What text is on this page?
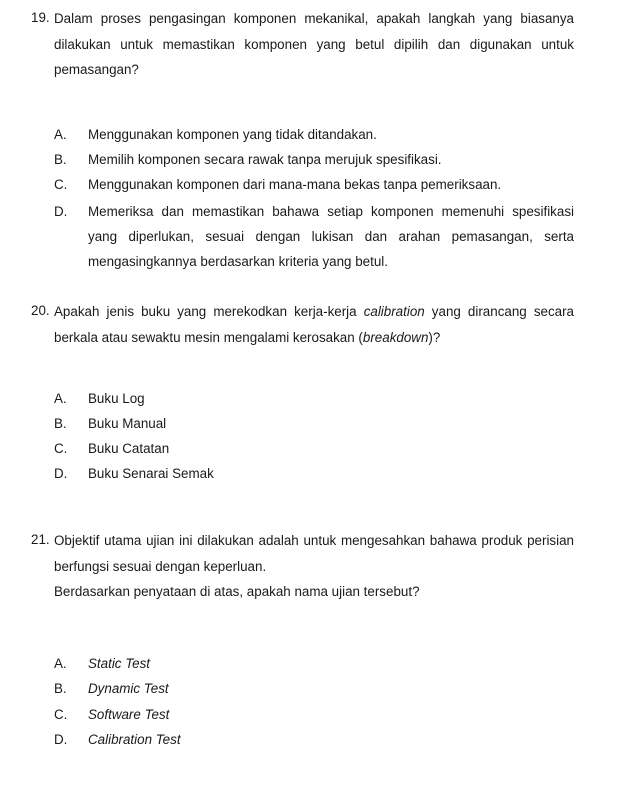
19. Dalam proses pengasingan komponen mekanikal, apakah langkah yang biasanya dilakukan untuk memastikan komponen yang betul dipilih dan digunakan untuk pemasangan?

A. Menggunakan komponen yang tidak ditandakan.
B. Memilih komponen secara rawak tanpa merujuk spesifikasi.
C. Menggunakan komponen dari mana-mana bekas tanpa pemeriksaan.
D. Memeriksa dan memastikan bahawa setiap komponen memenuhi spesifikasi yang diperlukan, sesuai dengan lukisan dan arahan pemasangan, serta mengasingkannya berdasarkan kriteria yang betul.
20. Apakah jenis buku yang merekodkan kerja-kerja calibration yang dirancang secara berkala atau sewaktu mesin mengalami kerosakan (breakdown)?

A. Buku Log
B. Buku Manual
C. Buku Catatan
D. Buku Senarai Semak
21. Objektif utama ujian ini dilakukan adalah untuk mengesahkan bahawa produk perisian berfungsi sesuai dengan keperluan.

Berdasarkan penyataan di atas, apakah nama ujian tersebut?

A. Static Test
B. Dynamic Test
C. Software Test
D. Calibration Test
+-------+
Print each entry shown above with exact wording and no pictures.

What text is on this page?
19. Dalam proses pengasingan komponen mekanikal, apakah langkah yang biasanya dilakukan untuk memastikan komponen yang betul dipilih dan digunakan untuk pemasangan?

A. Menggunakan komponen yang tidak ditandakan.
B. Memilih komponen secara rawak tanpa merujuk spesifikasi.
C. Menggunakan komponen dari mana-mana bekas tanpa pemeriksaan.
D. Memeriksa dan memastikan bahawa setiap komponen memenuhi spesifikasi yang diperlukan, sesuai dengan lukisan dan arahan pemasangan, serta mengasingkannya berdasarkan kriteria yang betul.
20. Apakah jenis buku yang merekodkan kerja-kerja calibration yang dirancang secara berkala atau sewaktu mesin mengalami kerosakan (breakdown)?

A. Buku Log
B. Buku Manual
C. Buku Catatan
D. Buku Senarai Semak
21. Objektif utama ujian ini dilakukan adalah untuk mengesahkan bahawa produk perisian berfungsi sesuai dengan keperluan.

Berdasarkan penyataan di atas, apakah nama ujian tersebut?

A. Static Test
B. Dynamic Test
C. Software Test
D. Calibration Test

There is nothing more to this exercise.